* **PROBLEM REQUIREMENTS**:
Exactly reproduce the lines from the line that has "Enumerate this screenshot's" down to the last line of the entries, inclusive.

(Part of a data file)
_ _ _ _ _ _ _
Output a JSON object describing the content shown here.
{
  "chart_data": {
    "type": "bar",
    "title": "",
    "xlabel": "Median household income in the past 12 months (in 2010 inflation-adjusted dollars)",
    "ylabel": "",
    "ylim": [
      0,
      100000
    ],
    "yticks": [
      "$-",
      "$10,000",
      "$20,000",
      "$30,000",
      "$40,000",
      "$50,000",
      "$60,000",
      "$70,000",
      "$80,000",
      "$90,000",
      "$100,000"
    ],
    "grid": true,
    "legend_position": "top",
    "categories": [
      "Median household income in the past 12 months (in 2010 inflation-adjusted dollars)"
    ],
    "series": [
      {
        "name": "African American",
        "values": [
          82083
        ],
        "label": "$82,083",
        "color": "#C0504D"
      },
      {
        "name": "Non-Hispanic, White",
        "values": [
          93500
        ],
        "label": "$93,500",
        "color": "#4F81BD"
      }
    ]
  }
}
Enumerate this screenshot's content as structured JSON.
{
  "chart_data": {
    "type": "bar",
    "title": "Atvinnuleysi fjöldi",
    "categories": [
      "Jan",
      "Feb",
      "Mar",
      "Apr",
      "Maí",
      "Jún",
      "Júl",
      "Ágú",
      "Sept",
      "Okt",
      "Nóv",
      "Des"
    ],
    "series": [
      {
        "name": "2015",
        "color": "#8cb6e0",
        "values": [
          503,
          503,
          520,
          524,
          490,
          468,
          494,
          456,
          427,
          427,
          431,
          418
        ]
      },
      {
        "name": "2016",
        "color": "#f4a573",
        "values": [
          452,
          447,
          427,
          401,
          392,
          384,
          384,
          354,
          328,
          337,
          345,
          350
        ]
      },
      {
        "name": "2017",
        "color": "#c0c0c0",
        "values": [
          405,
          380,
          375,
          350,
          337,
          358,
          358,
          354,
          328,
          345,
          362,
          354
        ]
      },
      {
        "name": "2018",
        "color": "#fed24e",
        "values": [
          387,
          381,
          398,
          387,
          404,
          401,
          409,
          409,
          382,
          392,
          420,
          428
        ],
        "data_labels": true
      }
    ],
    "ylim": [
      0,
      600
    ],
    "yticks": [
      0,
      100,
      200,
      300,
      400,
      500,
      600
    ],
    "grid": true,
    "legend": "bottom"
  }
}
_ _ _ _ _ _ _
* **WRITTEN REPLY**:
Enumerate this screenshot's content as structured JSON.
{
  "chart_data": {
    "type": "bar",
    "title": "Atvinnuleysi fjöldi",
    "categories": [
      "Jan",
      "Feb",
      "Mar",
      "Apr",
      "Maí",
      "Jún",
      "Júl",
      "Ágú",
      "Sept",
      "Okt",
      "Nóv",
      "Des"
    ],
    "series": [
      {
        "name": "2015",
        "color": "#8cb6e0",
        "values": [
          503,
          503,
          520,
          524,
          490,
          468,
          494,
          456,
          427,
          427,
          431,
          418
        ]
      },
      {
        "name": "2016",
        "color": "#f4a573",
        "values": [
          452,
          447,
          427,
          401,
          392,
          384,
          384,
          354,
          328,
          337,
          345,
          350
        ]
      },
      {
        "name": "2017",
        "color": "#c0c0c0",
        "values": [
          405,
          380,
          375,
          350,
          337,
          358,
          358,
          354,
          328,
          345,
          362,
          354
        ]
      },
      {
        "name": "2018",
        "color": "#fed24e",
        "values": [
          387,
          381,
          398,
          387,
          404,
          401,
          409,
          409,
          382,
          392,
          420,
          428
        ],
        "data_labels": true
      }
    ],
    "ylim": [
      0,
      600
    ],
    "yticks": [
      0,
      100,
      200,
      300,
      400,
      500,
      600
    ],
    "grid": true,
    "legend": "bottom"
  }
}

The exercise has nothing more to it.